— What the exercise asks —
Pictures appear in the records below; write out everything else exactly.
════════════════
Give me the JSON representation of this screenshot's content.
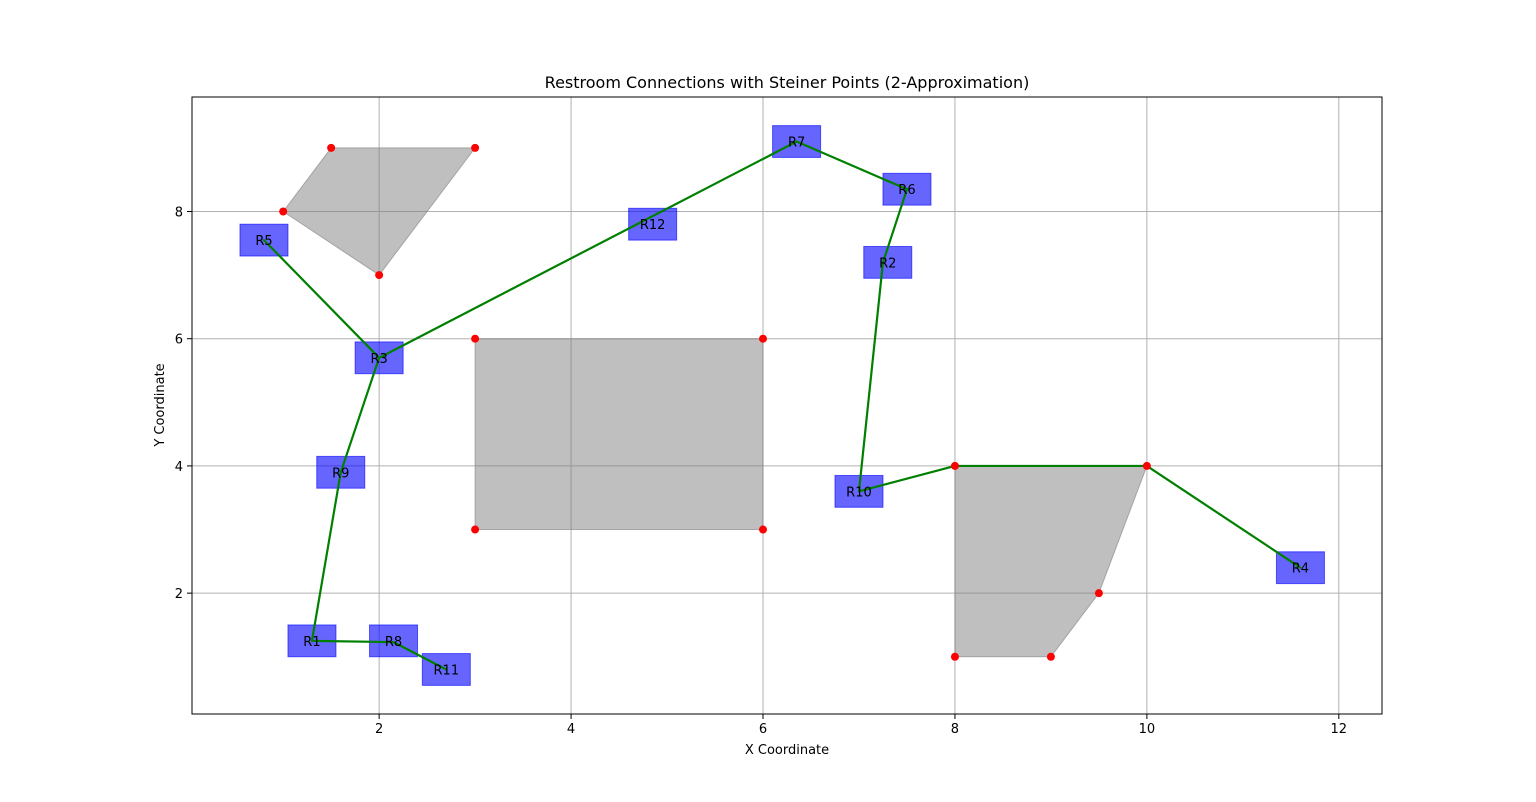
{
  "chart_data": {
    "type": "scatter",
    "title": "Restroom Connections with Steiner Points (2-Approximation)",
    "xlabel": "X Coordinate",
    "ylabel": "Y Coordinate",
    "xlim": [
      0.05,
      12.45
    ],
    "ylim": [
      0.1,
      9.8
    ],
    "xticks": [
      2,
      4,
      6,
      8,
      10,
      12
    ],
    "yticks": [
      2,
      4,
      6,
      8
    ],
    "grid": true,
    "colors": {
      "restroom": "#0000ff",
      "obstacle": "#808080",
      "vertex": "#ff0000",
      "edge": "#008000",
      "grid": "#b0b0b0"
    },
    "restrooms": [
      {
        "label": "R1",
        "x": 1.3,
        "y": 1.25
      },
      {
        "label": "R2",
        "x": 7.3,
        "y": 7.2
      },
      {
        "label": "R3",
        "x": 2.0,
        "y": 5.7
      },
      {
        "label": "R4",
        "x": 11.6,
        "y": 2.4
      },
      {
        "label": "R5",
        "x": 0.8,
        "y": 7.55
      },
      {
        "label": "R6",
        "x": 7.5,
        "y": 8.35
      },
      {
        "label": "R7",
        "x": 6.35,
        "y": 9.1
      },
      {
        "label": "R8",
        "x": 2.15,
        "y": 1.25
      },
      {
        "label": "R9",
        "x": 1.6,
        "y": 3.9
      },
      {
        "label": "R10",
        "x": 7.0,
        "y": 3.6
      },
      {
        "label": "R11",
        "x": 2.7,
        "y": 0.8
      },
      {
        "label": "R12",
        "x": 4.85,
        "y": 7.8
      }
    ],
    "obstacles": [
      {
        "vertices": [
          [
            1.0,
            8.0
          ],
          [
            1.5,
            9.0
          ],
          [
            3.0,
            9.0
          ],
          [
            2.0,
            7.0
          ]
        ]
      },
      {
        "vertices": [
          [
            3.0,
            3.0
          ],
          [
            6.0,
            3.0
          ],
          [
            6.0,
            6.0
          ],
          [
            3.0,
            6.0
          ]
        ]
      },
      {
        "vertices": [
          [
            8.0,
            1.0
          ],
          [
            9.0,
            1.0
          ],
          [
            9.5,
            2.0
          ],
          [
            10.0,
            4.0
          ],
          [
            8.0,
            4.0
          ]
        ]
      }
    ],
    "edges": [
      [
        [
          0.8,
          7.55
        ],
        [
          2.0,
          5.7
        ]
      ],
      [
        [
          2.0,
          5.7
        ],
        [
          1.6,
          3.9
        ]
      ],
      [
        [
          1.6,
          3.9
        ],
        [
          1.3,
          1.25
        ]
      ],
      [
        [
          1.3,
          1.25
        ],
        [
          2.15,
          1.23
        ]
      ],
      [
        [
          2.15,
          1.23
        ],
        [
          2.7,
          0.8
        ]
      ],
      [
        [
          2.0,
          5.7
        ],
        [
          6.35,
          9.1
        ]
      ],
      [
        [
          6.35,
          9.1
        ],
        [
          7.5,
          8.35
        ]
      ],
      [
        [
          7.5,
          8.35
        ],
        [
          7.25,
          7.2
        ]
      ],
      [
        [
          7.25,
          7.2
        ],
        [
          7.0,
          3.6
        ]
      ],
      [
        [
          7.0,
          3.6
        ],
        [
          8.0,
          4.0
        ]
      ],
      [
        [
          8.0,
          4.0
        ],
        [
          10.0,
          4.0
        ]
      ],
      [
        [
          10.0,
          4.0
        ],
        [
          11.6,
          2.4
        ]
      ]
    ]
  }
}
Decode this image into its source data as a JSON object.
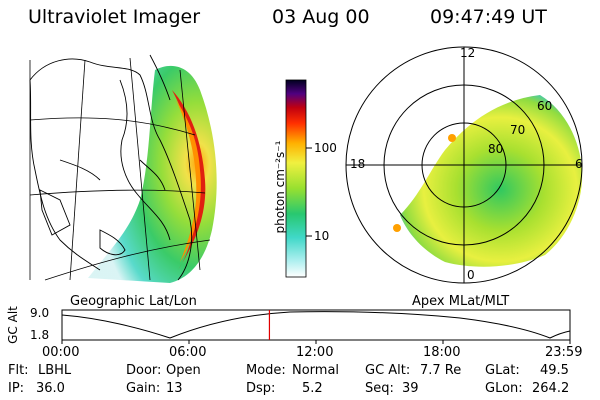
{
  "header": {
    "instrument": "Ultraviolet Imager",
    "date": "03 Aug 00",
    "time": "09:47:49 UT"
  },
  "left_panel": {
    "label": "Geographic Lat/Lon"
  },
  "right_panel": {
    "label": "Apex MLat/MLT",
    "mlt_labels": {
      "top": "12",
      "left": "18",
      "right": "6",
      "bottom": "0"
    },
    "lat_labels": [
      "60",
      "70",
      "80"
    ]
  },
  "colorbar": {
    "unit_label": "photon cm⁻²s⁻¹",
    "ticks": [
      "100",
      "10"
    ],
    "scale": "log",
    "colors": [
      "#ffffff",
      "#b0f0f0",
      "#40d8c8",
      "#28c870",
      "#98e030",
      "#f0f040",
      "#ffb000",
      "#ff3000",
      "#c00010",
      "#500080",
      "#000020"
    ]
  },
  "altitude_plot": {
    "ylabel": "GC Alt",
    "yticks": [
      "9.0",
      "1.8"
    ],
    "xticks": [
      "00:00",
      "06:00",
      "12:00",
      "18:00",
      "23:59"
    ],
    "current_time_hours": 9.8,
    "marker_color": "#e00000"
  },
  "footer": {
    "flt_label": "Flt:",
    "flt_value": "LBHL",
    "ip_label": "IP:",
    "ip_value": "36.0",
    "door_label": "Door:",
    "door_value": "Open",
    "gain_label": "Gain:",
    "gain_value": "13",
    "mode_label": "Mode:",
    "mode_value": "Normal",
    "dsp_label": "Dsp:",
    "dsp_value": "5.2",
    "gcalt_label": "GC Alt:",
    "gcalt_value": "7.7 Re",
    "seq_label": "Seq:",
    "seq_value": "39",
    "glat_label": "GLat:",
    "glat_value": "49.5",
    "glon_label": "GLon:",
    "glon_value": "264.2"
  }
}
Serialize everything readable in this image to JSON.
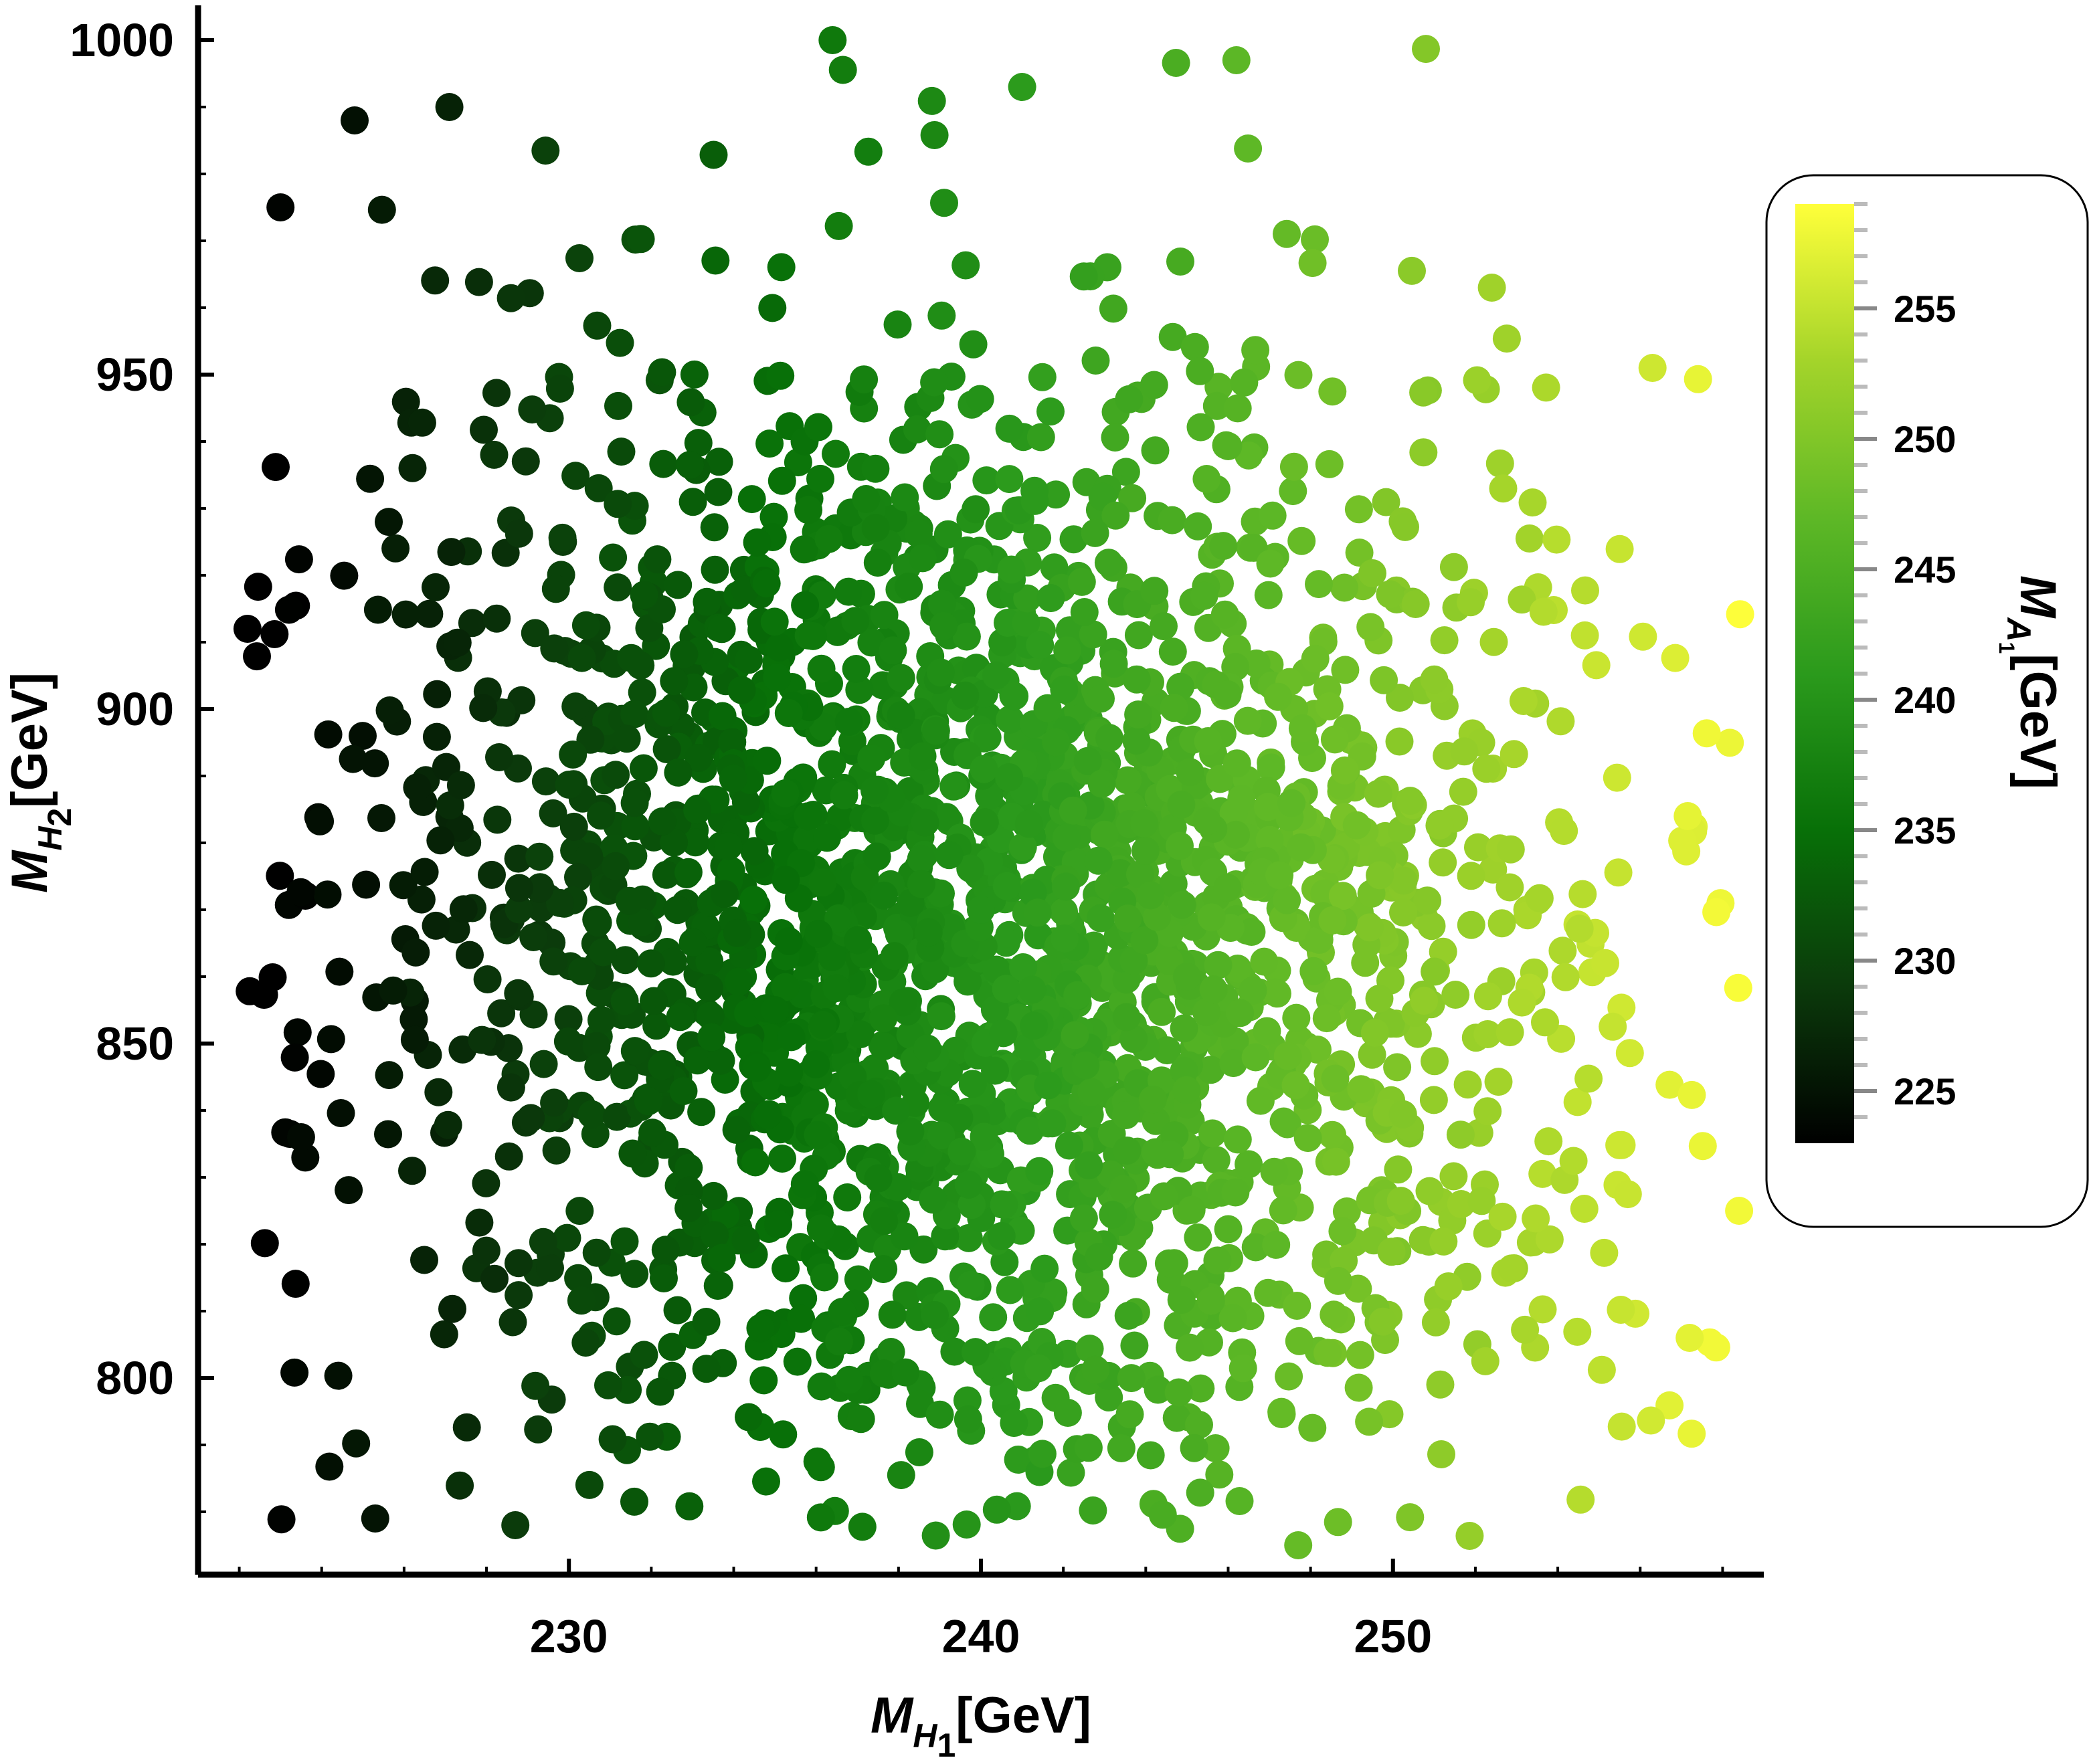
{
  "chart_data": {
    "type": "scatter",
    "title": "",
    "xlabel": {
      "base": "M",
      "sub": "H",
      "subsub": "1",
      "unit": "[GeV]"
    },
    "ylabel": {
      "base": "M",
      "sub": "H",
      "subsub": "2",
      "unit": "[GeV]"
    },
    "xlim": [
      221,
      259
    ],
    "ylim": [
      770,
      1000
    ],
    "x_ticks": [
      230,
      240,
      250
    ],
    "y_ticks": [
      800,
      850,
      900,
      950,
      1000
    ],
    "grid": false,
    "colorbar": {
      "label": {
        "base": "M",
        "sub": "A",
        "subsub": "1",
        "unit": "[GeV]"
      },
      "range": [
        223,
        259
      ],
      "ticks": [
        225,
        230,
        235,
        240,
        245,
        250,
        255
      ],
      "colors": [
        "#000000",
        "#0b3a0b",
        "#087008",
        "#2b9a1c",
        "#5eb826",
        "#a4d42a",
        "#ffff3a"
      ]
    },
    "color_variable": "M_A1 correlates with M_H1",
    "n_points": 2400,
    "points_sample": [
      {
        "x": 223.0,
        "y": 975
      },
      {
        "x": 224.8,
        "y": 988
      },
      {
        "x": 227.1,
        "y": 990
      },
      {
        "x": 236.4,
        "y": 1000
      },
      {
        "x": 246.2,
        "y": 997
      },
      {
        "x": 241.0,
        "y": 993
      },
      {
        "x": 252.4,
        "y": 963
      },
      {
        "x": 256.3,
        "y": 951
      },
      {
        "x": 258.4,
        "y": 825
      },
      {
        "x": 257.2,
        "y": 806
      },
      {
        "x": 247.7,
        "y": 775
      },
      {
        "x": 228.7,
        "y": 778
      },
      {
        "x": 225.3,
        "y": 779
      },
      {
        "x": 223.5,
        "y": 836
      },
      {
        "x": 222.2,
        "y": 912
      },
      {
        "x": 240.0,
        "y": 870
      },
      {
        "x": 235.0,
        "y": 855
      },
      {
        "x": 245.0,
        "y": 860
      }
    ]
  }
}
════════════════
— Response to this exercise —
Give me the JSON representation of this screenshot's content.
{
  "chart_data": {
    "type": "scatter",
    "title": "Restroom Connections with Steiner Points (2-Approximation)",
    "xlabel": "X Coordinate",
    "ylabel": "Y Coordinate",
    "xlim": [
      0.05,
      12.45
    ],
    "ylim": [
      0.1,
      9.8
    ],
    "xticks": [
      2,
      4,
      6,
      8,
      10,
      12
    ],
    "yticks": [
      2,
      4,
      6,
      8
    ],
    "grid": true,
    "colors": {
      "restroom": "#0000ff",
      "obstacle": "#808080",
      "vertex": "#ff0000",
      "edge": "#008000",
      "grid": "#b0b0b0"
    },
    "restrooms": [
      {
        "label": "R1",
        "x": 1.3,
        "y": 1.25
      },
      {
        "label": "R2",
        "x": 7.3,
        "y": 7.2
      },
      {
        "label": "R3",
        "x": 2.0,
        "y": 5.7
      },
      {
        "label": "R4",
        "x": 11.6,
        "y": 2.4
      },
      {
        "label": "R5",
        "x": 0.8,
        "y": 7.55
      },
      {
        "label": "R6",
        "x": 7.5,
        "y": 8.35
      },
      {
        "label": "R7",
        "x": 6.35,
        "y": 9.1
      },
      {
        "label": "R8",
        "x": 2.15,
        "y": 1.25
      },
      {
        "label": "R9",
        "x": 1.6,
        "y": 3.9
      },
      {
        "label": "R10",
        "x": 7.0,
        "y": 3.6
      },
      {
        "label": "R11",
        "x": 2.7,
        "y": 0.8
      },
      {
        "label": "R12",
        "x": 4.85,
        "y": 7.8
      }
    ],
    "obstacles": [
      {
        "vertices": [
          [
            1.0,
            8.0
          ],
          [
            1.5,
            9.0
          ],
          [
            3.0,
            9.0
          ],
          [
            2.0,
            7.0
          ]
        ]
      },
      {
        "vertices": [
          [
            3.0,
            3.0
          ],
          [
            6.0,
            3.0
          ],
          [
            6.0,
            6.0
          ],
          [
            3.0,
            6.0
          ]
        ]
      },
      {
        "vertices": [
          [
            8.0,
            1.0
          ],
          [
            9.0,
            1.0
          ],
          [
            9.5,
            2.0
          ],
          [
            10.0,
            4.0
          ],
          [
            8.0,
            4.0
          ]
        ]
      }
    ],
    "edges": [
      [
        [
          0.8,
          7.55
        ],
        [
          2.0,
          5.7
        ]
      ],
      [
        [
          2.0,
          5.7
        ],
        [
          1.6,
          3.9
        ]
      ],
      [
        [
          1.6,
          3.9
        ],
        [
          1.3,
          1.25
        ]
      ],
      [
        [
          1.3,
          1.25
        ],
        [
          2.15,
          1.23
        ]
      ],
      [
        [
          2.15,
          1.23
        ],
        [
          2.7,
          0.8
        ]
      ],
      [
        [
          2.0,
          5.7
        ],
        [
          6.35,
          9.1
        ]
      ],
      [
        [
          6.35,
          9.1
        ],
        [
          7.5,
          8.35
        ]
      ],
      [
        [
          7.5,
          8.35
        ],
        [
          7.25,
          7.2
        ]
      ],
      [
        [
          7.25,
          7.2
        ],
        [
          7.0,
          3.6
        ]
      ],
      [
        [
          7.0,
          3.6
        ],
        [
          8.0,
          4.0
        ]
      ],
      [
        [
          8.0,
          4.0
        ],
        [
          10.0,
          4.0
        ]
      ],
      [
        [
          10.0,
          4.0
        ],
        [
          11.6,
          2.4
        ]
      ]
    ]
  }
}
Decode this image into its source data as a JSON object.
{
  "header": {
    "instrument": "Ultraviolet Imager",
    "date": "03 Aug 00",
    "time": "09:47:49 UT"
  },
  "left_panel": {
    "label": "Geographic Lat/Lon"
  },
  "right_panel": {
    "label": "Apex MLat/MLT",
    "mlt_labels": {
      "top": "12",
      "left": "18",
      "right": "6",
      "bottom": "0"
    },
    "lat_labels": [
      "60",
      "70",
      "80"
    ]
  },
  "colorbar": {
    "unit_label": "photon cm⁻²s⁻¹",
    "ticks": [
      "100",
      "10"
    ],
    "scale": "log",
    "colors": [
      "#ffffff",
      "#b0f0f0",
      "#40d8c8",
      "#28c870",
      "#98e030",
      "#f0f040",
      "#ffb000",
      "#ff3000",
      "#c00010",
      "#500080",
      "#000020"
    ]
  },
  "altitude_plot": {
    "ylabel": "GC Alt",
    "yticks": [
      "9.0",
      "1.8"
    ],
    "xticks": [
      "00:00",
      "06:00",
      "12:00",
      "18:00",
      "23:59"
    ],
    "current_time_hours": 9.8,
    "marker_color": "#e00000"
  },
  "footer": {
    "flt_label": "Flt:",
    "flt_value": "LBHL",
    "ip_label": "IP:",
    "ip_value": "36.0",
    "door_label": "Door:",
    "door_value": "Open",
    "gain_label": "Gain:",
    "gain_value": "13",
    "mode_label": "Mode:",
    "mode_value": "Normal",
    "dsp_label": "Dsp:",
    "dsp_value": "5.2",
    "gcalt_label": "GC Alt:",
    "gcalt_value": "7.7 Re",
    "seq_label": "Seq:",
    "seq_value": "39",
    "glat_label": "GLat:",
    "glat_value": "49.5",
    "glon_label": "GLon:",
    "glon_value": "264.2"
  }
}
Serialize everything readable in this image to JSON.
{
  "chart_data": {
    "type": "scatter",
    "title": "",
    "xlabel": {
      "base": "M",
      "sub": "H",
      "subsub": "1",
      "unit": "[GeV]"
    },
    "ylabel": {
      "base": "M",
      "sub": "H",
      "subsub": "2",
      "unit": "[GeV]"
    },
    "xlim": [
      221,
      259
    ],
    "ylim": [
      770,
      1000
    ],
    "x_ticks": [
      230,
      240,
      250
    ],
    "y_ticks": [
      800,
      850,
      900,
      950,
      1000
    ],
    "grid": false,
    "colorbar": {
      "label": {
        "base": "M",
        "sub": "A",
        "subsub": "1",
        "unit": "[GeV]"
      },
      "range": [
        223,
        259
      ],
      "ticks": [
        225,
        230,
        235,
        240,
        245,
        250,
        255
      ],
      "colors": [
        "#000000",
        "#0b3a0b",
        "#087008",
        "#2b9a1c",
        "#5eb826",
        "#a4d42a",
        "#ffff3a"
      ]
    },
    "color_variable": "M_A1 correlates with M_H1",
    "n_points": 2400,
    "points_sample": [
      {
        "x": 223.0,
        "y": 975
      },
      {
        "x": 224.8,
        "y": 988
      },
      {
        "x": 227.1,
        "y": 990
      },
      {
        "x": 236.4,
        "y": 1000
      },
      {
        "x": 246.2,
        "y": 997
      },
      {
        "x": 241.0,
        "y": 993
      },
      {
        "x": 252.4,
        "y": 963
      },
      {
        "x": 256.3,
        "y": 951
      },
      {
        "x": 258.4,
        "y": 825
      },
      {
        "x": 257.2,
        "y": 806
      },
      {
        "x": 247.7,
        "y": 775
      },
      {
        "x": 228.7,
        "y": 778
      },
      {
        "x": 225.3,
        "y": 779
      },
      {
        "x": 223.5,
        "y": 836
      },
      {
        "x": 222.2,
        "y": 912
      },
      {
        "x": 240.0,
        "y": 870
      },
      {
        "x": 235.0,
        "y": 855
      },
      {
        "x": 245.0,
        "y": 860
      }
    ]
  }
}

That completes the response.